--- begin Task input ---

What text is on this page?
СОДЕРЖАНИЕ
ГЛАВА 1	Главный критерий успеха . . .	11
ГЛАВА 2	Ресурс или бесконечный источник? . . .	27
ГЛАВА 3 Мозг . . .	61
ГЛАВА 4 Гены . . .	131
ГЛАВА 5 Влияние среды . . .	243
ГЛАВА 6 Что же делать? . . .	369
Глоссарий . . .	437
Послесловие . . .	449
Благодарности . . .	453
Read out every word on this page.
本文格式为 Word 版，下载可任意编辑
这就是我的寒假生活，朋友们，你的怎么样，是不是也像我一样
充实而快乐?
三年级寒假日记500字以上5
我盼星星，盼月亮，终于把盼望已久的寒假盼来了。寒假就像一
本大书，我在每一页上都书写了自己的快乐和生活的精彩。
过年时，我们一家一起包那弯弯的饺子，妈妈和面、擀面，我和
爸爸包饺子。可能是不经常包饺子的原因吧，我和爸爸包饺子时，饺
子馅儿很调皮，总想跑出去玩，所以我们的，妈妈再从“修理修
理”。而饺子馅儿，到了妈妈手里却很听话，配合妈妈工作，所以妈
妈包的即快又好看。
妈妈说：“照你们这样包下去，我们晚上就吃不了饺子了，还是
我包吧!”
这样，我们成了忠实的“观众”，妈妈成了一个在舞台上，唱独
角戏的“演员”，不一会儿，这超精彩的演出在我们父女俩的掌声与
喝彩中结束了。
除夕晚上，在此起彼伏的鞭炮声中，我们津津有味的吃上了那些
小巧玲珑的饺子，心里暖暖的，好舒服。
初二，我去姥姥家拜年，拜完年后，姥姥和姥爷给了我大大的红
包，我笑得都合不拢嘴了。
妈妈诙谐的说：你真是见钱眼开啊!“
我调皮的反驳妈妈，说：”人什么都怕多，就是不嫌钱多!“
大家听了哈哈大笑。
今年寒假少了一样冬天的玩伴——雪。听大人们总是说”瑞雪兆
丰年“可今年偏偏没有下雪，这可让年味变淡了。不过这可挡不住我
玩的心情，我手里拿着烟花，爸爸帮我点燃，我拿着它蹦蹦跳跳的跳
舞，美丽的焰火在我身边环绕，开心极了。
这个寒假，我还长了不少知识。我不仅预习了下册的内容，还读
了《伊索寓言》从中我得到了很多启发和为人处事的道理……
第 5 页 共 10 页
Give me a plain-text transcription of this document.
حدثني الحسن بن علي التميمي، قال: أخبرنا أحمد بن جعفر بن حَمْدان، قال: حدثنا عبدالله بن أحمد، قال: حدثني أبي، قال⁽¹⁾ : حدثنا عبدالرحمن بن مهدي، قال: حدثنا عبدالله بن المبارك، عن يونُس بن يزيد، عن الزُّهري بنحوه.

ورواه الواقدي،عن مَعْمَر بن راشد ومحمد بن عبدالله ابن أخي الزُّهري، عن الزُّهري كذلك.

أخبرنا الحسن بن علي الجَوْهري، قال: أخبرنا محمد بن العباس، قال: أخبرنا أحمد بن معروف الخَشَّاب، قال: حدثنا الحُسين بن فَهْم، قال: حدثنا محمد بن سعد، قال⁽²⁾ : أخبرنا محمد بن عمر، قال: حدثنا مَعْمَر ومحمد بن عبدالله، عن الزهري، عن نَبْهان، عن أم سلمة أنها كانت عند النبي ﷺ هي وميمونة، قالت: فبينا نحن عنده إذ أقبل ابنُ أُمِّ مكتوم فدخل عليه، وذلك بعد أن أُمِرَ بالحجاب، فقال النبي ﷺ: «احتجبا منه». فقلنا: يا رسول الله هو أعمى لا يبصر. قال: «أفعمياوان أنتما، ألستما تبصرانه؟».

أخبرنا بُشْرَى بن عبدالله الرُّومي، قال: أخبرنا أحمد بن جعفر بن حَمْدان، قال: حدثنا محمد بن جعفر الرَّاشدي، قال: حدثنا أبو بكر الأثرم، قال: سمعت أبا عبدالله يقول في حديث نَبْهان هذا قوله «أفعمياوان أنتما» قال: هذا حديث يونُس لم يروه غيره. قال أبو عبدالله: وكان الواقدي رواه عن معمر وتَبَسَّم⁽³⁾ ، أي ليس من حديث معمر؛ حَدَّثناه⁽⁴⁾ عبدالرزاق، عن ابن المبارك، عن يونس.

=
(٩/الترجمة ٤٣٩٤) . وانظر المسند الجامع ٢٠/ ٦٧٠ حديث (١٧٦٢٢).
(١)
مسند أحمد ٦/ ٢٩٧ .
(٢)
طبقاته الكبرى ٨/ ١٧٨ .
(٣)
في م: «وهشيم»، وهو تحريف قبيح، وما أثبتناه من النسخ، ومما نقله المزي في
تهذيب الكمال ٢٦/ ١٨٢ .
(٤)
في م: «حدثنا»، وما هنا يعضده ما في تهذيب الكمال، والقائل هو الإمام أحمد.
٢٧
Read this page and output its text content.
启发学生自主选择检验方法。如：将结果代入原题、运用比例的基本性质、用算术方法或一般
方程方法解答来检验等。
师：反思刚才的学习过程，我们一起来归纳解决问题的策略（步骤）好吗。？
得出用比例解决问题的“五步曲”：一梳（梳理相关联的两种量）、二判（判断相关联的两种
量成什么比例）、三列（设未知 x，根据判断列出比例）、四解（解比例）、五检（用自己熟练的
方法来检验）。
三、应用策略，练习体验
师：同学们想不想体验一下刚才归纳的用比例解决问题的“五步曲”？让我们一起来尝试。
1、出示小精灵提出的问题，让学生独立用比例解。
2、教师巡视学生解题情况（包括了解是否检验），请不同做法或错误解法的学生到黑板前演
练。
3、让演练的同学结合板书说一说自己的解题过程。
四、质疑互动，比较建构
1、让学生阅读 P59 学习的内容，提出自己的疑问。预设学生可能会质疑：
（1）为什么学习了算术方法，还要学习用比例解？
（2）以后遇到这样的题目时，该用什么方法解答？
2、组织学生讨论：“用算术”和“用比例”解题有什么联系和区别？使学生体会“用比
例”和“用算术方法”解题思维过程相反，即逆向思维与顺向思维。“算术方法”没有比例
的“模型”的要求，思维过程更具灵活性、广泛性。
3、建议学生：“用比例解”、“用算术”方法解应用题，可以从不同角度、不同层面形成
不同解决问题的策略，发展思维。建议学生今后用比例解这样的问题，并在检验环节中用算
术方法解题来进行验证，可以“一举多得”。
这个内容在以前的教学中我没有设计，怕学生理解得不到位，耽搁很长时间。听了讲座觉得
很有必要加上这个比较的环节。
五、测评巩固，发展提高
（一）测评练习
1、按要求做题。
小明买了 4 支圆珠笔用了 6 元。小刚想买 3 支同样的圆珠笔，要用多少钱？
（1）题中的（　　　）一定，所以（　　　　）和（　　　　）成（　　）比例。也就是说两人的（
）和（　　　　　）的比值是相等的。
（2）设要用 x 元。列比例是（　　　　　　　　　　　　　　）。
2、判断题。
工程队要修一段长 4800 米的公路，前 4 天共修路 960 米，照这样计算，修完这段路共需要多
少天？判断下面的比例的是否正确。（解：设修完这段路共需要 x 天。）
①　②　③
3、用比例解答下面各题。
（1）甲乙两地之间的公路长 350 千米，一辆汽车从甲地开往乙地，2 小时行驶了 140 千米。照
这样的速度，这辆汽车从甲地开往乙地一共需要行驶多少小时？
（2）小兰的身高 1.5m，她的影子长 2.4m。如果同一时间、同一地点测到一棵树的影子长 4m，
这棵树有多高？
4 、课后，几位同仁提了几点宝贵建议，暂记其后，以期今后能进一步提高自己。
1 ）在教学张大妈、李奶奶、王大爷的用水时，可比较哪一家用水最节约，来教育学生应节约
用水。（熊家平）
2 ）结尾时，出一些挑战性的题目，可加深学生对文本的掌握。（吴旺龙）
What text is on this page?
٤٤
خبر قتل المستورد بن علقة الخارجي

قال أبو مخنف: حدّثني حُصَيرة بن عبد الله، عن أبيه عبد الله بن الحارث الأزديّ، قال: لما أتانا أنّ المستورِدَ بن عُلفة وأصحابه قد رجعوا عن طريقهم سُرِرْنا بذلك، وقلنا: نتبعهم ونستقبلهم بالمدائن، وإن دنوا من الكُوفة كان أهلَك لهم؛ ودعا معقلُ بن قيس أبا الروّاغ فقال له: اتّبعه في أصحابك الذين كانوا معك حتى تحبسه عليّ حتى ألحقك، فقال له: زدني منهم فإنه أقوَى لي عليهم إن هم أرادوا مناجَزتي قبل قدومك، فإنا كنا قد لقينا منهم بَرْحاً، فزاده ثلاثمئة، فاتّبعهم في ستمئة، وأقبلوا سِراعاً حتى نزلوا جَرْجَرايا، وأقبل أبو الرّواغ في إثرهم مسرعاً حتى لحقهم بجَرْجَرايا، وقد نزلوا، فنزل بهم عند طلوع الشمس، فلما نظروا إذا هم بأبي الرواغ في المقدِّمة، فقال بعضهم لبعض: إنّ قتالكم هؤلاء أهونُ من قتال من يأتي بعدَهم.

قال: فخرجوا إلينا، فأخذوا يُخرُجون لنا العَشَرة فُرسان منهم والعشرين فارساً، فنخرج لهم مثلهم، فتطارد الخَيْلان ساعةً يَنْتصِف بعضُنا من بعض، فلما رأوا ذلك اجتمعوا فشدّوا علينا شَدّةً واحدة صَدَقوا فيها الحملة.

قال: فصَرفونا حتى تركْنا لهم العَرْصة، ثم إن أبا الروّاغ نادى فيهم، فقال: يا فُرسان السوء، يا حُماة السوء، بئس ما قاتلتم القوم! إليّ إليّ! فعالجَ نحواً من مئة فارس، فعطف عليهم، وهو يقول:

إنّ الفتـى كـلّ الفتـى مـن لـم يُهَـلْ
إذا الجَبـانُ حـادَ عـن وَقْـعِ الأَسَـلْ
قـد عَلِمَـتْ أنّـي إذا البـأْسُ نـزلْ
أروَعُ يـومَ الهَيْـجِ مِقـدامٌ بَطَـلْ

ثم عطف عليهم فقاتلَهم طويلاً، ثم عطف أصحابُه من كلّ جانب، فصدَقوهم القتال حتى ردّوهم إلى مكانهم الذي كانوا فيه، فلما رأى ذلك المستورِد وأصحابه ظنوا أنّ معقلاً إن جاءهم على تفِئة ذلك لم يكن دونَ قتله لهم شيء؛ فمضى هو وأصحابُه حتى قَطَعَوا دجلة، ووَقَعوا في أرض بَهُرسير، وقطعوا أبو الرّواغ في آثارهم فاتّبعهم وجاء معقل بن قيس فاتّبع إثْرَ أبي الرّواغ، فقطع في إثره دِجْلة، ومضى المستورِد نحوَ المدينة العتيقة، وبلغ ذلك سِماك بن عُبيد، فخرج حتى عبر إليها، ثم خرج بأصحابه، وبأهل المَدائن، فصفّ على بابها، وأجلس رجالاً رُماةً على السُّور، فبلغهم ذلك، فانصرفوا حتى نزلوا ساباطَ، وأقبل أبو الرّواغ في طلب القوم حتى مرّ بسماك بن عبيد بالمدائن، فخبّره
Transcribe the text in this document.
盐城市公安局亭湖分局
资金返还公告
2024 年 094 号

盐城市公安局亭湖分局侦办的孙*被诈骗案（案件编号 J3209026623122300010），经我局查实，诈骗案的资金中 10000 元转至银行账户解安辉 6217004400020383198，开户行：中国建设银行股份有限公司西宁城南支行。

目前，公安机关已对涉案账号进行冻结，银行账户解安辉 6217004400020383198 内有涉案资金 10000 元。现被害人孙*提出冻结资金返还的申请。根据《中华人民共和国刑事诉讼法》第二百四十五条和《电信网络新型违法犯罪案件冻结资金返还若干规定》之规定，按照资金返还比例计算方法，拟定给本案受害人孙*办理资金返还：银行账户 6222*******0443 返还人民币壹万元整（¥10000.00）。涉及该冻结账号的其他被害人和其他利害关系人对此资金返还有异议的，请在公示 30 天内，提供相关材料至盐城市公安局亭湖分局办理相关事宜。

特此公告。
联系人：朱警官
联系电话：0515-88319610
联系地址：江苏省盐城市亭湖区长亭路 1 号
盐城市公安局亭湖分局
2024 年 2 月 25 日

--- end Task input ---

(Stated exercise) Every line that holds the string "منهم" should be returned.

(Written answer)
قال أبو مخنف: حدّثني حُصَيرة بن عبد الله، عن أبيه عبد الله بن الحارث الأزديّ، قال: لما أتانا أنّ المستورِدَ بن عُلفة وأصحابه قد رجعوا عن طريقهم سُرِرْنا بذلك، وقلنا: نتبعهم ونستقبلهم بالمدائن، وإن دنوا من الكُوفة كان أهلَك لهم؛ ودعا معقلُ بن قيس أبا الروّاغ فقال له: اتّبعه في أصحابك الذين كانوا معك حتى تحبسه عليّ حتى ألحقك، فقال له: زدني منهم فإنه أقوَى لي عليهم إن هم أرادوا مناجَزتي قبل قدومك، فإنا كنا قد لقينا منهم بَرْحاً، فزاده ثلاثمئة، فاتّبعهم في ستمئة، وأقبلوا سِراعاً حتى نزلوا جَرْجَرايا، وأقبل أبو الرّواغ في إثرهم مسرعاً حتى لحقهم بجَرْجَرايا، وقد نزلوا، فنزل بهم عند طلوع الشمس، فلما نظروا إذا هم بأبي الرواغ في المقدِّمة، فقال بعضهم لبعض: إنّ قتالكم هؤلاء أهونُ من قتال من يأتي بعدَهم.
قال: فخرجوا إلينا، فأخذوا يُخرُجون لنا العَشَرة فُرسان منهم والعشرين فارساً، فنخرج لهم مثلهم، فتطارد الخَيْلان ساعةً يَنْتصِف بعضُنا من بعض، فلما رأوا ذلك اجتمعوا فشدّوا علينا شَدّةً واحدة صَدَقوا فيها الحملة.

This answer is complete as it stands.